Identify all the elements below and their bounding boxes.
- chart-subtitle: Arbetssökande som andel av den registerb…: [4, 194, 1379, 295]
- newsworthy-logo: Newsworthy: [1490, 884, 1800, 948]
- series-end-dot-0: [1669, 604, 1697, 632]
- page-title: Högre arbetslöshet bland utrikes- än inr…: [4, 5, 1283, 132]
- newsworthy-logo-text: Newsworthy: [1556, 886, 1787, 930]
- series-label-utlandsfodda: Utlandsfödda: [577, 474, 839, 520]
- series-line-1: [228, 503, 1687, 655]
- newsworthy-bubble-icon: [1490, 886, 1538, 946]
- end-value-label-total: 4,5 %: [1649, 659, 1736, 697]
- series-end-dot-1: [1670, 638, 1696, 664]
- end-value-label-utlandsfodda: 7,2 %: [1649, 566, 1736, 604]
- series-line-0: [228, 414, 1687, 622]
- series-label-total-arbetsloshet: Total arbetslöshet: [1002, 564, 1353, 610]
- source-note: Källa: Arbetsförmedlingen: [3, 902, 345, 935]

== == ==

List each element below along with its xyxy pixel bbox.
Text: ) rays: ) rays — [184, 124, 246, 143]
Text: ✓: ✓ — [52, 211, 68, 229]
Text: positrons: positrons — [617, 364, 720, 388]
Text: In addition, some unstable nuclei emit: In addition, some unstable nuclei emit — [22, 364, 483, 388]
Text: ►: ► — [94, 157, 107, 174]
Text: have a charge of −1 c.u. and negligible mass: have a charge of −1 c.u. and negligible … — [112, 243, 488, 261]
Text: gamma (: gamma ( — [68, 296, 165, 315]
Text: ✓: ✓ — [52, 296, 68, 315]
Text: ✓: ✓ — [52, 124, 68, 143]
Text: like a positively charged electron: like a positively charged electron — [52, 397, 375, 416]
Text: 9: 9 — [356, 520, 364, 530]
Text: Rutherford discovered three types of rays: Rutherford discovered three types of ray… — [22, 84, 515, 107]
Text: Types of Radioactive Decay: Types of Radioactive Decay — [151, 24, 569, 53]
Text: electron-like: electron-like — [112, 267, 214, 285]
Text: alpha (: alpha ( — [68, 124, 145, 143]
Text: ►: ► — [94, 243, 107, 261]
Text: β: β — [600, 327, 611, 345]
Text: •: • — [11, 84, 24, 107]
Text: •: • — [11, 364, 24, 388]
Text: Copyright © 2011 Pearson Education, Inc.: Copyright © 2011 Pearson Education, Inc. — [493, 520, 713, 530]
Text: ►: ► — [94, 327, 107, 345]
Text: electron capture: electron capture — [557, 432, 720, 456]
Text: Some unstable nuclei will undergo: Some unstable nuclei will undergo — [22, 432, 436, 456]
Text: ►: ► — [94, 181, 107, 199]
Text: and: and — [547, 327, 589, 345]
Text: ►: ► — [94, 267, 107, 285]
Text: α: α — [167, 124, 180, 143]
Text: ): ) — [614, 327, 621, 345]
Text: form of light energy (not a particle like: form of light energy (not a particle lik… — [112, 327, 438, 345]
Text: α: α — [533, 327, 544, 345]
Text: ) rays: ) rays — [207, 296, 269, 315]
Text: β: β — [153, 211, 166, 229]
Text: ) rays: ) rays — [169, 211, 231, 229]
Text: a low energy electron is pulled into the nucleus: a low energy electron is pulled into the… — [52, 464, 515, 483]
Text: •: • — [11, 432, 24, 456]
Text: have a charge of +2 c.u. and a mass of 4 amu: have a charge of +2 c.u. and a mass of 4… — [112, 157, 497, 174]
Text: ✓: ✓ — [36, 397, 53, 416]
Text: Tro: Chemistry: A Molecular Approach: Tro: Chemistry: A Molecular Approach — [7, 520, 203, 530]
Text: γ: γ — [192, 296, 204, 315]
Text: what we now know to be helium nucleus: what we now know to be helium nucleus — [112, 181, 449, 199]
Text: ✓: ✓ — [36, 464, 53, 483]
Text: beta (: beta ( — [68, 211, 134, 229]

== == ==

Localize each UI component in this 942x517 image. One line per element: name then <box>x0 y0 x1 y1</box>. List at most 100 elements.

== == ==

== TASK TO CARRY OUT ==
Copy out, unchanged, the lines from the one containing "Identify all the" through the one containing "- series-label-total-arbetsloshet: Total".

== WRITTEN RESPONSE ==
Identify all the elements below and their bounding boxes.
- chart-subtitle: Arbetssökande som andel av den registerb…: [4, 194, 1379, 295]
- newsworthy-logo: Newsworthy: [1490, 884, 1800, 948]
- series-end-dot-0: [1669, 604, 1697, 632]
- page-title: Högre arbetslöshet bland utrikes- än inr…: [4, 5, 1283, 132]
- newsworthy-logo-text: Newsworthy: [1556, 886, 1787, 930]
- series-label-utlandsfodda: Utlandsfödda: [577, 474, 839, 520]
- series-line-1: [228, 503, 1687, 655]
- newsworthy-bubble-icon: [1490, 886, 1538, 946]
- end-value-label-total: 4,5 %: [1649, 659, 1736, 697]
- series-end-dot-1: [1670, 638, 1696, 664]
- end-value-label-utlandsfodda: 7,2 %: [1649, 566, 1736, 604]
- series-line-0: [228, 414, 1687, 622]
- series-label-total-arbetsloshet: Total arbetslöshet: [1002, 564, 1353, 610]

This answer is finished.